Yes actually. this process is used to make extremely pure "electrolytic silver" for analytical chemistry applications.
Fantastic! I am SO impressed! Where chem and physics meet. I can't wait to try this for m class. Thanks for sharing your knowledge and making it quite clear (I think) on how to do this ourselves. cheers!
Those crystals were beautiful. I am not kidding.
its looks like a giant peice of silver covered in diamonds this is so cool
@rainbowsalads nothing, the price of silver is mostly reflective of demand and the cost of refining. The cost of refining itself is based on labor and chemicals. The cost of energy for the whole process is actually very small.
So unlimited energy would probably have a very minor effect compared to natural market fluctuations of supply and demand.
An energy intensive commodity, like aluminum metal, is more linked to energy prices.
i tried this with a .0141 molar solution of silver nitrate and i also a different anode and a different cathode. My anode was zinc wire and my cathode was iron wire. It worked even without the silver wires.
I was watching a nova video about fractals and when the current was used without the resister, you could totally see the crystals forming like fractals. I am sure that slowly grown silver was grown in fractals manner as well, but it is harder to see with larger structures.
Wooooow. That was spectacular.
Some results looks, not surprisingly, as a Brownian tree fractals.
thanks!
I've always wanted to watch one of these timelapsed for sometjing like say, copper refining where you have impire copper and use electrical separation to remove the impurities, just a timelapsed reduction of the anode.
Brilliant! I am going to try this once I get a better microscope.
@Athiril Investing *is* demand. When the investor purchases silver they are demanding a quantity of metal. Even though it's all dressed up in shares, stocks and other market instruments, they are still essentially buying and owning a piece of real metal even though they may or may not physically handle it.
That's still demand.
Investors don't determine the price by saying "Today let's make it higher". They drive the price by trading financial instruments that link to the real metal.

- **TASK DESCRIPTION**
In the comments about silver crystals, what did the commenter who used a .0141 molar silver nitrate solution use as the anode and the cathode? Rely only on the comments about silver crystals above.

- **SUPPLIED ENTRIES**

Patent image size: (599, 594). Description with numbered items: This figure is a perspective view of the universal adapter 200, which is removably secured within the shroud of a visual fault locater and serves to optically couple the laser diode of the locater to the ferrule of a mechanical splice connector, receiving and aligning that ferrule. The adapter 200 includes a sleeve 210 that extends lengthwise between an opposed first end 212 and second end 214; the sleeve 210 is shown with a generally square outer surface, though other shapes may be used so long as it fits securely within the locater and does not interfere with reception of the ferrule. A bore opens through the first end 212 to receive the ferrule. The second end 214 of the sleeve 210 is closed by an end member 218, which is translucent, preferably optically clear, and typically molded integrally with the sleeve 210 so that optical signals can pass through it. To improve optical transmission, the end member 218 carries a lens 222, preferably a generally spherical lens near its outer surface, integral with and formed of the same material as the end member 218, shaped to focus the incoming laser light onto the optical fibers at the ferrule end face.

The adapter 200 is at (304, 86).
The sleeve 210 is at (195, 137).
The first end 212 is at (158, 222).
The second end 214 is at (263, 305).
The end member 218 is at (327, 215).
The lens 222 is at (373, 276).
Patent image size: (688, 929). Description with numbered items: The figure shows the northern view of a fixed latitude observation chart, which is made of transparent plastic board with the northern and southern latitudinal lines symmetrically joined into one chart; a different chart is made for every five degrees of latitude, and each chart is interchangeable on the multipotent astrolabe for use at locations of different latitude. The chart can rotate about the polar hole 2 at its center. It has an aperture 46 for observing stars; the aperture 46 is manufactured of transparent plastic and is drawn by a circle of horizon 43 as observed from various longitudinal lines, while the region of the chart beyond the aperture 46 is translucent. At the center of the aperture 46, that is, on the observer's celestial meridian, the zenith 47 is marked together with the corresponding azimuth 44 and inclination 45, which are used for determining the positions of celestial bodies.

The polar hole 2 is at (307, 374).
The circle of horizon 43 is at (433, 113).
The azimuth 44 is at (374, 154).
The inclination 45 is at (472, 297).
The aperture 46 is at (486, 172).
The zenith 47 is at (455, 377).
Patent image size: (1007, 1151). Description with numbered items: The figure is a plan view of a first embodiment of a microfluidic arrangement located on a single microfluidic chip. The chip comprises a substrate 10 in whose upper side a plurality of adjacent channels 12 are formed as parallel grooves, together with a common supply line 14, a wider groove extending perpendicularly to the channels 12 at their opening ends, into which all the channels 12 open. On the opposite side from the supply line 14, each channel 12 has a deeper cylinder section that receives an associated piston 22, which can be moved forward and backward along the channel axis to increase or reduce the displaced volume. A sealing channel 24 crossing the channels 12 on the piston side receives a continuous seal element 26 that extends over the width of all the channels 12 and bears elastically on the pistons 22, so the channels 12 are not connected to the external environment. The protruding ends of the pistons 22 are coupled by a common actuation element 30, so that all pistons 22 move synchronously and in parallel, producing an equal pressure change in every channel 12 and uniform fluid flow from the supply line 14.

- **COMPLETED TASK**
The anode was zinc wire and the cathode was iron wire.